— start —
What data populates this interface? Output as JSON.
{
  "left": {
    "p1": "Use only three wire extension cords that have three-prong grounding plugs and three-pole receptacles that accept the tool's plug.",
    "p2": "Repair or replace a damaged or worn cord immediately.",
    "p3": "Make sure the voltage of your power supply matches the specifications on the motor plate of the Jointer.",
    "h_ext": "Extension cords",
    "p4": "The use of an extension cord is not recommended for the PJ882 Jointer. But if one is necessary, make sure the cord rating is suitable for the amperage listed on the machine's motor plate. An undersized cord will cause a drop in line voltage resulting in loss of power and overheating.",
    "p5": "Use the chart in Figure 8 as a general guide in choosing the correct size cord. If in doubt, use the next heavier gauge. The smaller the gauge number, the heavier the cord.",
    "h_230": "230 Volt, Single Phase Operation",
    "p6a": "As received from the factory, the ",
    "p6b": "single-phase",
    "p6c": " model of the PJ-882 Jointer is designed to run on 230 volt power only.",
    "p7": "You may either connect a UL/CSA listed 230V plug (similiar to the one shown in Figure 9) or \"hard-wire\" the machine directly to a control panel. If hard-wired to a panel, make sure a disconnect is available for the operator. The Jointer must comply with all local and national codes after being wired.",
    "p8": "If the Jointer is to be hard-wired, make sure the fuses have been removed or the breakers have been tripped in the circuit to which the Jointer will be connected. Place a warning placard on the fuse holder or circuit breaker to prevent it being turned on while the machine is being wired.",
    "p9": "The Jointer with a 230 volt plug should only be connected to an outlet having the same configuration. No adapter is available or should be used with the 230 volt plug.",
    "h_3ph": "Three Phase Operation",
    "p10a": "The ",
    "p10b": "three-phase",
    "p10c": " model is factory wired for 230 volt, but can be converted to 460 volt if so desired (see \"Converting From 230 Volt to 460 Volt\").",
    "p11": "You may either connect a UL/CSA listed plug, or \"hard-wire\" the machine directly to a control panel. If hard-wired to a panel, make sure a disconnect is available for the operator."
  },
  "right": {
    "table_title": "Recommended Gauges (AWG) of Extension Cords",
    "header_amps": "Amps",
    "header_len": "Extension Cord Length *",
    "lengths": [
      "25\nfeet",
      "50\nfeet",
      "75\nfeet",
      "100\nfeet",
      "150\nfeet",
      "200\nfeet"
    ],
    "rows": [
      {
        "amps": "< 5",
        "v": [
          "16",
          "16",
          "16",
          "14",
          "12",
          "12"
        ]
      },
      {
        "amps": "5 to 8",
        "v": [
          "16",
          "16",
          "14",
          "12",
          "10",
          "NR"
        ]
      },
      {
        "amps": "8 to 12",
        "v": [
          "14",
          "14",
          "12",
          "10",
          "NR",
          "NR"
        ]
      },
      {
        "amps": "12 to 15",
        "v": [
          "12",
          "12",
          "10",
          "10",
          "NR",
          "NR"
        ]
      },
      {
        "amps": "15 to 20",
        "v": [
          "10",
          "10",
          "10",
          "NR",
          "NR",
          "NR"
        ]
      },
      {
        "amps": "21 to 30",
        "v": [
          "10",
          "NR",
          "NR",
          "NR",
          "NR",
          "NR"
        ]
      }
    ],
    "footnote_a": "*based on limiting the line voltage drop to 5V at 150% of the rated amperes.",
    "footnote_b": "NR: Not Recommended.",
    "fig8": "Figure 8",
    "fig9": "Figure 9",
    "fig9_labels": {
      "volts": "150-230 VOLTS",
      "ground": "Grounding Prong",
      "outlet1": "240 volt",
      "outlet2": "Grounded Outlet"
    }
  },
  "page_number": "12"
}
— end —
Your task is to quote the listing above word for word.

What data populates this interface? Output as JSON.
{
  "left": {
    "p1": "Use only three wire extension cords that have three-prong grounding plugs and three-pole receptacles that accept the tool's plug.",
    "p2": "Repair or replace a damaged or worn cord immediately.",
    "p3": "Make sure the voltage of your power supply matches the specifications on the motor plate of the Jointer.",
    "h_ext": "Extension cords",
    "p4": "The use of an extension cord is not recommended for the PJ882 Jointer. But if one is necessary, make sure the cord rating is suitable for the amperage listed on the machine's motor plate. An undersized cord will cause a drop in line voltage resulting in loss of power and overheating.",
    "p5": "Use the chart in Figure 8 as a general guide in choosing the correct size cord. If in doubt, use the next heavier gauge. The smaller the gauge number, the heavier the cord.",
    "h_230": "230 Volt, Single Phase Operation",
    "p6a": "As received from the factory, the ",
    "p6b": "single-phase",
    "p6c": " model of the PJ-882 Jointer is designed to run on 230 volt power only.",
    "p7": "You may either connect a UL/CSA listed 230V plug (similiar to the one shown in Figure 9) or \"hard-wire\" the machine directly to a control panel. If hard-wired to a panel, make sure a disconnect is available for the operator. The Jointer must comply with all local and national codes after being wired.",
    "p8": "If the Jointer is to be hard-wired, make sure the fuses have been removed or the breakers have been tripped in the circuit to which the Jointer will be connected. Place a warning placard on the fuse holder or circuit breaker to prevent it being turned on while the machine is being wired.",
    "p9": "The Jointer with a 230 volt plug should only be connected to an outlet having the same configuration. No adapter is available or should be used with the 230 volt plug.",
    "h_3ph": "Three Phase Operation",
    "p10a": "The ",
    "p10b": "three-phase",
    "p10c": " model is factory wired for 230 volt, but can be converted to 460 volt if so desired (see \"Converting From 230 Volt to 460 Volt\").",
    "p11": "You may either connect a UL/CSA listed plug, or \"hard-wire\" the machine directly to a control panel. If hard-wired to a panel, make sure a disconnect is available for the operator."
  },
  "right": {
    "table_title": "Recommended Gauges (AWG) of Extension Cords",
    "header_amps": "Amps",
    "header_len": "Extension Cord Length *",
    "lengths": [
      "25\nfeet",
      "50\nfeet",
      "75\nfeet",
      "100\nfeet",
      "150\nfeet",
      "200\nfeet"
    ],
    "rows": [
      {
        "amps": "< 5",
        "v": [
          "16",
          "16",
          "16",
          "14",
          "12",
          "12"
        ]
      },
      {
        "amps": "5 to 8",
        "v": [
          "16",
          "16",
          "14",
          "12",
          "10",
          "NR"
        ]
      },
      {
        "amps": "8 to 12",
        "v": [
          "14",
          "14",
          "12",
          "10",
          "NR",
          "NR"
        ]
      },
      {
        "amps": "12 to 15",
        "v": [
          "12",
          "12",
          "10",
          "10",
          "NR",
          "NR"
        ]
      },
      {
        "amps": "15 to 20",
        "v": [
          "10",
          "10",
          "10",
          "NR",
          "NR",
          "NR"
        ]
      },
      {
        "amps": "21 to 30",
        "v": [
          "10",
          "NR",
          "NR",
          "NR",
          "NR",
          "NR"
        ]
      }
    ],
    "footnote_a": "*based on limiting the line voltage drop to 5V at 150% of the rated amperes.",
    "footnote_b": "NR: Not Recommended.",
    "fig8": "Figure 8",
    "fig9": "Figure 9",
    "fig9_labels": {
      "volts": "150-230 VOLTS",
      "ground": "Grounding Prong",
      "outlet1": "240 volt",
      "outlet2": "Grounded Outlet"
    }
  },
  "page_number": "12"
}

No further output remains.